§ **Text under study**:
=== Begin Enclosure ===

- Bhadei Location in Uttar Pradesh, India
- Coordinates: 27°04′40″N 79°23′32″E﻿ / ﻿27.07789°N 79.39215°E
- Country: India
- State: Uttar Pradesh
- District: Mainpuri
- Tehsil: Bhongaon

Area
- • Total: 4.624 km^{2} (1.785 sq mi)

Population (2011)
- • Total: 3,259
- • Density: 704.8/km^{2} (1,825/sq mi)
- Time zone: UTC+5:30 (IST)

= Bhadei =

Village in Uttar Pradesh, India

Bhadei is a village in Kishni block of Mainpuri district, Uttar Pradesh, India. As of 2011, it had a total population of 3,259, in 513 households.

== Demographics ==
As of 2011, Bhadei had a population of 3,259, in 513 households. This population was 53.9% male (1,757) and 46.1% female (1,502). The 0-6 age group numbered 511 (256 male and 255 female), or 15.7% of the total population. 1,202 residents were members of Scheduled Castes, or 36.9% of the total.

The 1981 census recorded Bhadei as having a population of 2,085 people, in 396 households.

The 1961 census recorded Bhadei (as "Bhadai") as comprising 11 hamlets, with a total population of 1,453 people (810 male and 643 female), in 247 households and 204 physical houses. The area of the village was given as 1,146 acres and it had a post office at that point.

== Infrastructure ==
As of 2011, Bhadei had 1 primary school; it did not have any healthcare facilities. Drinking water was provided by hand pump and tube well; there were no public toilets. The village had a post office and public library, as well as at least some access to electricity for all purposes. Streets were made of both kachcha and pakka materials.

=== End Enclosure ===

§ **Given records**:
=== Begin Enclosure ===

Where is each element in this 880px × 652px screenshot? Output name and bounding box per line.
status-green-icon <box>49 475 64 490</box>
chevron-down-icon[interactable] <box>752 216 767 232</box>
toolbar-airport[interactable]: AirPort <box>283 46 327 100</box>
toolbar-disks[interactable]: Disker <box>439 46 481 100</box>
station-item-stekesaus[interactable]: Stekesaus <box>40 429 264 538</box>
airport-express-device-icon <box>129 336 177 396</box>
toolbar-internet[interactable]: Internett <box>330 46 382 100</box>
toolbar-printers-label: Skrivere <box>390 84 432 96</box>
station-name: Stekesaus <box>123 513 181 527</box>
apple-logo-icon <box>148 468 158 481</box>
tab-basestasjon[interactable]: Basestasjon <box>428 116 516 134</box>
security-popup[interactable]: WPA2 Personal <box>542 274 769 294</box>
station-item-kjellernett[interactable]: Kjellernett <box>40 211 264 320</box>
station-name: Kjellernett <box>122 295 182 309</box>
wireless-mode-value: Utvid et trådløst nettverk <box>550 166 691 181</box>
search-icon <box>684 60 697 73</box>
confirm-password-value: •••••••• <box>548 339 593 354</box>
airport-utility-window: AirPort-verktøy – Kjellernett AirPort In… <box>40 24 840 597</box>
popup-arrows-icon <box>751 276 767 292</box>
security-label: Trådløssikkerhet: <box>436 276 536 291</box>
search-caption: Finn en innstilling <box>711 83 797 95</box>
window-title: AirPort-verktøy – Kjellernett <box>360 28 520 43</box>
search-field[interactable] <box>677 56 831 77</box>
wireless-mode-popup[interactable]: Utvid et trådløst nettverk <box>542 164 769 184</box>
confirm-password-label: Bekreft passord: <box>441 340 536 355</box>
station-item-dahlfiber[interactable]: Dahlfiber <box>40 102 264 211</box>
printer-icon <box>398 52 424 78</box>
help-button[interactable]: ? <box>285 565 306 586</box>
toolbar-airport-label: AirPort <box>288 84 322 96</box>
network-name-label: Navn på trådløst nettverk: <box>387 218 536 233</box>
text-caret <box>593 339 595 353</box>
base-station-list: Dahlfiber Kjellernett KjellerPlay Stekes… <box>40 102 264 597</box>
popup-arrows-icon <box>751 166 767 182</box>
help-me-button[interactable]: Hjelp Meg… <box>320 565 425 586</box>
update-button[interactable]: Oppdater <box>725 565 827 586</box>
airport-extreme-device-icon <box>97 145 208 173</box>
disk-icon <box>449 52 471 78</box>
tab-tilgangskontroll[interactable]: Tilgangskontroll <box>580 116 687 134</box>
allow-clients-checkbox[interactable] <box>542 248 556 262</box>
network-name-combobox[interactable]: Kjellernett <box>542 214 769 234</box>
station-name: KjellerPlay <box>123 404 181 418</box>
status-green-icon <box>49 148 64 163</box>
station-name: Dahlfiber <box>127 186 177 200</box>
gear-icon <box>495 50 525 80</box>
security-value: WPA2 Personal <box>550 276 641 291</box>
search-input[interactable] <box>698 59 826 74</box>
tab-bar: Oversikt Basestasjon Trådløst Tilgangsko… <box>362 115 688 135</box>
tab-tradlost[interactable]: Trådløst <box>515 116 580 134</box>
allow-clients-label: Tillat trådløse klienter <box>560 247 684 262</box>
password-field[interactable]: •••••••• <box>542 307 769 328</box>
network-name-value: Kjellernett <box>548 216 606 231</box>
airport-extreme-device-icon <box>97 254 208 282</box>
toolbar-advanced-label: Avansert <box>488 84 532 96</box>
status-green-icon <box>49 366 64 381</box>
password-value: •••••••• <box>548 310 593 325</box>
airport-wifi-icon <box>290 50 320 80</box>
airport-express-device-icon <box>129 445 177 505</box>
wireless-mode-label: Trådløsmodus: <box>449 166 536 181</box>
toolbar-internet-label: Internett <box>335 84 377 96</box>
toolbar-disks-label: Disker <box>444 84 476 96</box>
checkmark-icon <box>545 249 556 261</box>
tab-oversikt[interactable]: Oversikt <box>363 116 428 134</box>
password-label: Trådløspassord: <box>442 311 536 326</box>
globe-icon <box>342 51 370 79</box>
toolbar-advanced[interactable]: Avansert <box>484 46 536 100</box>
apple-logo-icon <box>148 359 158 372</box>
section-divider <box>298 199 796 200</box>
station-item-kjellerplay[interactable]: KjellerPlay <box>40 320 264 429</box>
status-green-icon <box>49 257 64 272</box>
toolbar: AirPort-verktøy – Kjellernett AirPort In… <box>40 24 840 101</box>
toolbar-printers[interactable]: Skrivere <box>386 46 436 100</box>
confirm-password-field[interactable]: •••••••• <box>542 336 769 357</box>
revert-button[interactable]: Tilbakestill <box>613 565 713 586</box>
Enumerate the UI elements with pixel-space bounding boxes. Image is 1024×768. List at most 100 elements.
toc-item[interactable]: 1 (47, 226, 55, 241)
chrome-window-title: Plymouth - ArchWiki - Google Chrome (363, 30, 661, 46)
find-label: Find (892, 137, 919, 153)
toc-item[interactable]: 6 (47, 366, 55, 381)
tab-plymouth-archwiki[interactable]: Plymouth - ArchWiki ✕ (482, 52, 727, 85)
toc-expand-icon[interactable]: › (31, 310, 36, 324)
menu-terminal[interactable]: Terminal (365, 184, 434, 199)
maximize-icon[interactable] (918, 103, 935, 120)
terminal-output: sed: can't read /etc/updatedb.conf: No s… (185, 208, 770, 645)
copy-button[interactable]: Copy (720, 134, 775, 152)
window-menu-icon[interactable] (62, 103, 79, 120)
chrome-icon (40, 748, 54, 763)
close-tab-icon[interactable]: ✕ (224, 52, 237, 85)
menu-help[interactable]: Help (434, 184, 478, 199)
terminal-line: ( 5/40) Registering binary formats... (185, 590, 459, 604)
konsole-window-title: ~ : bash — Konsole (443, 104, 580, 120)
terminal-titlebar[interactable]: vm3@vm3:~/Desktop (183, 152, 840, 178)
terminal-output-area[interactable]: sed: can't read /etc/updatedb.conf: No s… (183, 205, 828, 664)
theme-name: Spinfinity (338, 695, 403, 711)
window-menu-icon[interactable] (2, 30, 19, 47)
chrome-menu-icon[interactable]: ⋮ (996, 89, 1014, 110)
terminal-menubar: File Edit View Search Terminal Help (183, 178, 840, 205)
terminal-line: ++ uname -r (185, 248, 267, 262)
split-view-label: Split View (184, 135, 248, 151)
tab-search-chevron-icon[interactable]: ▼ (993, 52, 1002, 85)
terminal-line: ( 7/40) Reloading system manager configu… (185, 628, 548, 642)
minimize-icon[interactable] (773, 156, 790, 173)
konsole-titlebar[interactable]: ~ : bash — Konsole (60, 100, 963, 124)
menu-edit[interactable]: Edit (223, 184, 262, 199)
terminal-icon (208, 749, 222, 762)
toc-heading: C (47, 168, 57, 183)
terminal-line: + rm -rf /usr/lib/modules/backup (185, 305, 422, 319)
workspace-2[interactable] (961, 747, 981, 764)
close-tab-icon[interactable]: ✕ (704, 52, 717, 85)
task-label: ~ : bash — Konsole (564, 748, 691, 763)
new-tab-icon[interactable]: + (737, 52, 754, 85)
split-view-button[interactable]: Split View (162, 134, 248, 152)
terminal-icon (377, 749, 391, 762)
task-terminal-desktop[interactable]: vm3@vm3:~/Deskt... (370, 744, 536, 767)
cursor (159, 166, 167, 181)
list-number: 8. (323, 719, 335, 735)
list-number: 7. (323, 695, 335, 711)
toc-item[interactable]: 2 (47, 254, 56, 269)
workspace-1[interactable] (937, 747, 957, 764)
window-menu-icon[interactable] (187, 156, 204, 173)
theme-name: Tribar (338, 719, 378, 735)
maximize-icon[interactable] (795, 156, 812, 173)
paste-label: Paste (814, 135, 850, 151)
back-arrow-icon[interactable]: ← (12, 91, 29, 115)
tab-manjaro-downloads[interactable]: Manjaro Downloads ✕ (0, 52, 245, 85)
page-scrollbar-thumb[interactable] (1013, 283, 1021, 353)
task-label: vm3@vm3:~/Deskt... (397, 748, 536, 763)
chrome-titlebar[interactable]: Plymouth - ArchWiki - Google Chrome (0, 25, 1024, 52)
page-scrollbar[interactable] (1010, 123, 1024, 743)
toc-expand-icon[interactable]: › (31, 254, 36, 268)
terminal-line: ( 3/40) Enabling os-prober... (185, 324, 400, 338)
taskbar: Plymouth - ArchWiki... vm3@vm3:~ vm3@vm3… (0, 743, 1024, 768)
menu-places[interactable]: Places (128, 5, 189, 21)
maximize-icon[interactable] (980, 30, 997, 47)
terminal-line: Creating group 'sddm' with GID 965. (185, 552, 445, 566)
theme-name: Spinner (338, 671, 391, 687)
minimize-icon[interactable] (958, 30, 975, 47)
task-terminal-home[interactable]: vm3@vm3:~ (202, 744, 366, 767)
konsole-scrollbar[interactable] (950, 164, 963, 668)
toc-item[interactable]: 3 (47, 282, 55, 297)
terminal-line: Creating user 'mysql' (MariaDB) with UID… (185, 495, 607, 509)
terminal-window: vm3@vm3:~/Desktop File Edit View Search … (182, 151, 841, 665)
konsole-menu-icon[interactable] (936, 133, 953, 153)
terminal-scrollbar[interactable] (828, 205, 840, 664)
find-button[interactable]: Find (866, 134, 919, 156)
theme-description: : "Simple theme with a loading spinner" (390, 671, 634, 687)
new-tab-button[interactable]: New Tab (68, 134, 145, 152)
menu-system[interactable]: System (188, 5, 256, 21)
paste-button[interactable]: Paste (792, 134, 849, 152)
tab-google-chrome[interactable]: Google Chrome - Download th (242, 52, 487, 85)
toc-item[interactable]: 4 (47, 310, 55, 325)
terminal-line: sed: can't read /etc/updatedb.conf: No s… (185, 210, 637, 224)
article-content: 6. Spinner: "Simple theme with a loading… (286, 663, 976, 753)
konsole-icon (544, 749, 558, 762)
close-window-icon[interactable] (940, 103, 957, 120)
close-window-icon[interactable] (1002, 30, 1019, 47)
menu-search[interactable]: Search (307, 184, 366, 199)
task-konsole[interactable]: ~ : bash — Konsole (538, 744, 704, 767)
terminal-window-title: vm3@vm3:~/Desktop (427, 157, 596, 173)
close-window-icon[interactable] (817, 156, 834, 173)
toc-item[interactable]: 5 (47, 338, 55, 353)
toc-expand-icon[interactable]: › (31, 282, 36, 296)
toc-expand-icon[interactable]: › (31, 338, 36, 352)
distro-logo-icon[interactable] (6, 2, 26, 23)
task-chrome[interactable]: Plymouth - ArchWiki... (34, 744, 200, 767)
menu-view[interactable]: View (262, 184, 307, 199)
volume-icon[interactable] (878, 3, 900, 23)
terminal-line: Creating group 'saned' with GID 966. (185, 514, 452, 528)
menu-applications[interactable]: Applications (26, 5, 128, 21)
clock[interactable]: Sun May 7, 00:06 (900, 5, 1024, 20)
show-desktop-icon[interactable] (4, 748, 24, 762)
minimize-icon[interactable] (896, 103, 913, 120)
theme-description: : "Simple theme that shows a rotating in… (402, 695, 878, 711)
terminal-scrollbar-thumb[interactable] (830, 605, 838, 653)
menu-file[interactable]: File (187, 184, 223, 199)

=== End Enclosure ===

§ **Task to carry out**: Please render this sentence from the Bhadei article in Spanish: "The 1981 census recorded Bhadei as having a population of 2,085 people, in 396 households."

§ **Result below**: El censo de 1981 registró que Bhadei tenía una población de 2.085 personas, en 396 hogares.